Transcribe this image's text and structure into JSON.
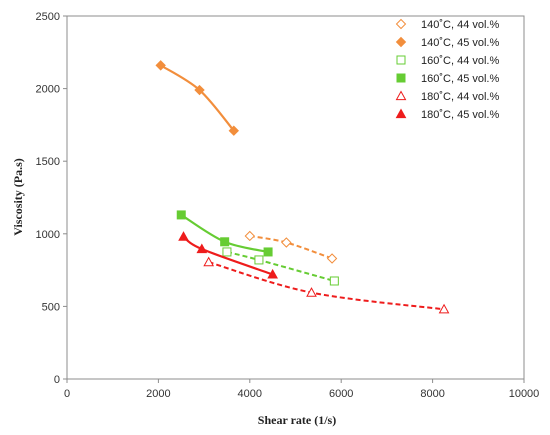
{
  "chart_data": {
    "type": "scatter",
    "xlabel": "Shear rate (1/s)",
    "ylabel": "Viscosity (Pa.s)",
    "xlim": [
      0,
      10000
    ],
    "ylim": [
      0,
      2500
    ],
    "xticks": [
      0,
      2000,
      4000,
      6000,
      8000,
      10000
    ],
    "yticks": [
      0,
      500,
      1000,
      1500,
      2000,
      2500
    ],
    "xtick_labels": [
      "0",
      "2000",
      "4000",
      "6000",
      "8000",
      "10000"
    ],
    "ytick_labels": [
      "0",
      "500",
      "1000",
      "1500",
      "2000",
      "2500"
    ],
    "grid": false,
    "legend_position": "top-right",
    "series": [
      {
        "name": "140˚C, 44 vol.%",
        "color": "#f28e3c",
        "marker": "diamond-open",
        "line": "dashed",
        "x": [
          4000,
          4800,
          5800
        ],
        "y": [
          985,
          940,
          830
        ]
      },
      {
        "name": "140˚C, 45 vol.%",
        "color": "#f28e3c",
        "marker": "diamond-filled",
        "line": "solid",
        "x": [
          2050,
          2900,
          3650
        ],
        "y": [
          2160,
          1990,
          1710
        ]
      },
      {
        "name": "160˚C, 44 vol.%",
        "color": "#66cc33",
        "marker": "square-open",
        "line": "dashed",
        "x": [
          3500,
          4200,
          5850
        ],
        "y": [
          875,
          820,
          675
        ]
      },
      {
        "name": "160˚C, 45 vol.%",
        "color": "#66cc33",
        "marker": "square-filled",
        "line": "solid",
        "x": [
          2500,
          3450,
          4400
        ],
        "y": [
          1130,
          945,
          875
        ]
      },
      {
        "name": "180˚C, 44 vol.%",
        "color": "#ee1c1c",
        "marker": "triangle-open",
        "line": "dashed",
        "x": [
          3100,
          5350,
          8250
        ],
        "y": [
          805,
          595,
          480
        ]
      },
      {
        "name": "180˚C, 45 vol.%",
        "color": "#ee1c1c",
        "marker": "triangle-filled",
        "line": "solid",
        "x": [
          2550,
          2950,
          4500
        ],
        "y": [
          980,
          895,
          720
        ]
      }
    ]
  }
}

Exercise objective: Drop the pictures and reproduce the rest of the entries above exactly.

Full output:
Transcribe this image's text and structure into JSON.
{
  "chart_data": {
    "type": "scatter",
    "xlabel": "Shear rate (1/s)",
    "ylabel": "Viscosity (Pa.s)",
    "xlim": [
      0,
      10000
    ],
    "ylim": [
      0,
      2500
    ],
    "xticks": [
      0,
      2000,
      4000,
      6000,
      8000,
      10000
    ],
    "yticks": [
      0,
      500,
      1000,
      1500,
      2000,
      2500
    ],
    "xtick_labels": [
      "0",
      "2000",
      "4000",
      "6000",
      "8000",
      "10000"
    ],
    "ytick_labels": [
      "0",
      "500",
      "1000",
      "1500",
      "2000",
      "2500"
    ],
    "grid": false,
    "legend_position": "top-right",
    "series": [
      {
        "name": "140˚C, 44 vol.%",
        "color": "#f28e3c",
        "marker": "diamond-open",
        "line": "dashed",
        "x": [
          4000,
          4800,
          5800
        ],
        "y": [
          985,
          940,
          830
        ]
      },
      {
        "name": "140˚C, 45 vol.%",
        "color": "#f28e3c",
        "marker": "diamond-filled",
        "line": "solid",
        "x": [
          2050,
          2900,
          3650
        ],
        "y": [
          2160,
          1990,
          1710
        ]
      },
      {
        "name": "160˚C, 44 vol.%",
        "color": "#66cc33",
        "marker": "square-open",
        "line": "dashed",
        "x": [
          3500,
          4200,
          5850
        ],
        "y": [
          875,
          820,
          675
        ]
      },
      {
        "name": "160˚C, 45 vol.%",
        "color": "#66cc33",
        "marker": "square-filled",
        "line": "solid",
        "x": [
          2500,
          3450,
          4400
        ],
        "y": [
          1130,
          945,
          875
        ]
      },
      {
        "name": "180˚C, 44 vol.%",
        "color": "#ee1c1c",
        "marker": "triangle-open",
        "line": "dashed",
        "x": [
          3100,
          5350,
          8250
        ],
        "y": [
          805,
          595,
          480
        ]
      },
      {
        "name": "180˚C, 45 vol.%",
        "color": "#ee1c1c",
        "marker": "triangle-filled",
        "line": "solid",
        "x": [
          2550,
          2950,
          4500
        ],
        "y": [
          980,
          895,
          720
        ]
      }
    ]
  }
}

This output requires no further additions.